- **The problem**: Scan the lines below for the word "axis". Copy each line you find it in.

'''

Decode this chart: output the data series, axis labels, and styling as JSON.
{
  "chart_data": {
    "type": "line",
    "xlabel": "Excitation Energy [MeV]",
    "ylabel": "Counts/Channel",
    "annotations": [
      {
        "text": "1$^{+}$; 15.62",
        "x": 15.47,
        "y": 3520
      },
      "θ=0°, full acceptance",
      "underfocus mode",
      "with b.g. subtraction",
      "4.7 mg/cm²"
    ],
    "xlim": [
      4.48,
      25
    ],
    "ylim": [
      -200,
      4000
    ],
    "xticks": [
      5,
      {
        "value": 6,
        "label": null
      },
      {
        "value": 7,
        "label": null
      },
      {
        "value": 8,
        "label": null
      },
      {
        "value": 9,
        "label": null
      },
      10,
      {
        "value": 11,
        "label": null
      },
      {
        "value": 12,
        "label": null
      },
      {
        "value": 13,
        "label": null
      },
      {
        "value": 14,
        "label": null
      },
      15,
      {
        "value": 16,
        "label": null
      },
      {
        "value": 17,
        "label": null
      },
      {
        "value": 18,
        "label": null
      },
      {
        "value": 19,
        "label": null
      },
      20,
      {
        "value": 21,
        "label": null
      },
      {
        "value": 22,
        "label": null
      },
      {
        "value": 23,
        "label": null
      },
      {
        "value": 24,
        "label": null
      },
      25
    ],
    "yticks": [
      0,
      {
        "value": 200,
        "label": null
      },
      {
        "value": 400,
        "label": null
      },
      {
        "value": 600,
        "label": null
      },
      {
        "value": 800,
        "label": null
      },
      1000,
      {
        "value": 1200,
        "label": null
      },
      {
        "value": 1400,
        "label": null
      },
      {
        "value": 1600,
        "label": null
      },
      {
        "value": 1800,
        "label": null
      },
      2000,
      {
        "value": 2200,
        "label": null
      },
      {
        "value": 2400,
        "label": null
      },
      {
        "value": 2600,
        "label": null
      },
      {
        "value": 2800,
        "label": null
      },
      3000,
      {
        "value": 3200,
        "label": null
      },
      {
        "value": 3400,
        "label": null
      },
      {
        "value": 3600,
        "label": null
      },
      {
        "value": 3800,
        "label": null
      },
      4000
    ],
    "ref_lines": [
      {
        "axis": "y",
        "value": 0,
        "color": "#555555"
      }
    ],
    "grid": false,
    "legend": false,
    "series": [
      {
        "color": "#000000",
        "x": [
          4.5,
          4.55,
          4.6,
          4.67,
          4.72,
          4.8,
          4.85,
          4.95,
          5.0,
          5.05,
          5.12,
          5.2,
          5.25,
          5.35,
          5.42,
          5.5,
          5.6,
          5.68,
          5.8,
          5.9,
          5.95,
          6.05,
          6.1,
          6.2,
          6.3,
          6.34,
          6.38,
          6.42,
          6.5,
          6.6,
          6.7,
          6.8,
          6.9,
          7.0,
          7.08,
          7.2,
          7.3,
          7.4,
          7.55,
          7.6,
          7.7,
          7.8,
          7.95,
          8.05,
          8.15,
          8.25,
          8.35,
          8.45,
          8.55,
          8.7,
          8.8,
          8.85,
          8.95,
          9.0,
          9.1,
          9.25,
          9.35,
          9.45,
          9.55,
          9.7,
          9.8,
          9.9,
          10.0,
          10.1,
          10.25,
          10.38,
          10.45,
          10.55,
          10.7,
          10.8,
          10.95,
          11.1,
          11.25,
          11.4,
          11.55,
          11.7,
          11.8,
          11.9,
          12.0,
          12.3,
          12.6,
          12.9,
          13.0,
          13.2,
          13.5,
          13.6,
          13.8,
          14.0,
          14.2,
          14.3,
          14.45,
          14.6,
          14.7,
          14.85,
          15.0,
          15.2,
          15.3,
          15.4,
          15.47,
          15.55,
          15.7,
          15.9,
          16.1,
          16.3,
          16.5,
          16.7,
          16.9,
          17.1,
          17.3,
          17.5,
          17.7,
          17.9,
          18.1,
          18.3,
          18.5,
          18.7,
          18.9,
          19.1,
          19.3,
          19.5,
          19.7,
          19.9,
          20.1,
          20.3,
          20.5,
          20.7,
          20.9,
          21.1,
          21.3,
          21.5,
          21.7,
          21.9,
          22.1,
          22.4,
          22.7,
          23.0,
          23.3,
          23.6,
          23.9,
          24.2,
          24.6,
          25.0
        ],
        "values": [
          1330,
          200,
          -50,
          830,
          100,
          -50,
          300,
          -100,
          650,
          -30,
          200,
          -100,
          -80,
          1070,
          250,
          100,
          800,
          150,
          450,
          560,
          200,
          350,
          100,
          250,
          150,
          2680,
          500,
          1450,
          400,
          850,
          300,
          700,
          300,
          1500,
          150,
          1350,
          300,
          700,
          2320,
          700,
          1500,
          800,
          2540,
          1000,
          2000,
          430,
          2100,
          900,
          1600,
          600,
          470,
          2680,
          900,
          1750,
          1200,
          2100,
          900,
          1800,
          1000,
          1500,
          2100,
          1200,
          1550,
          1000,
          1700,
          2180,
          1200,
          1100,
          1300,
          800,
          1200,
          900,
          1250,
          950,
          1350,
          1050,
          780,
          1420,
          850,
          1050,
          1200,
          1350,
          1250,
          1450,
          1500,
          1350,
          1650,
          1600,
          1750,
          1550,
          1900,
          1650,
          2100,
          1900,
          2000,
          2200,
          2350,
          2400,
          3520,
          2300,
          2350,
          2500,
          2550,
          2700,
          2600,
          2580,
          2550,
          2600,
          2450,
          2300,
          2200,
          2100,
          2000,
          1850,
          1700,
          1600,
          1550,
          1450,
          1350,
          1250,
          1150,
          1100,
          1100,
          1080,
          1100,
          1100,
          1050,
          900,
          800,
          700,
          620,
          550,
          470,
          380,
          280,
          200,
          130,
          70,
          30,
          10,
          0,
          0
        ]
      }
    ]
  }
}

'''

- **Exercise answer**:
Decode this chart: output the data series, axis labels, and styling as JSON.
        "axis": "y",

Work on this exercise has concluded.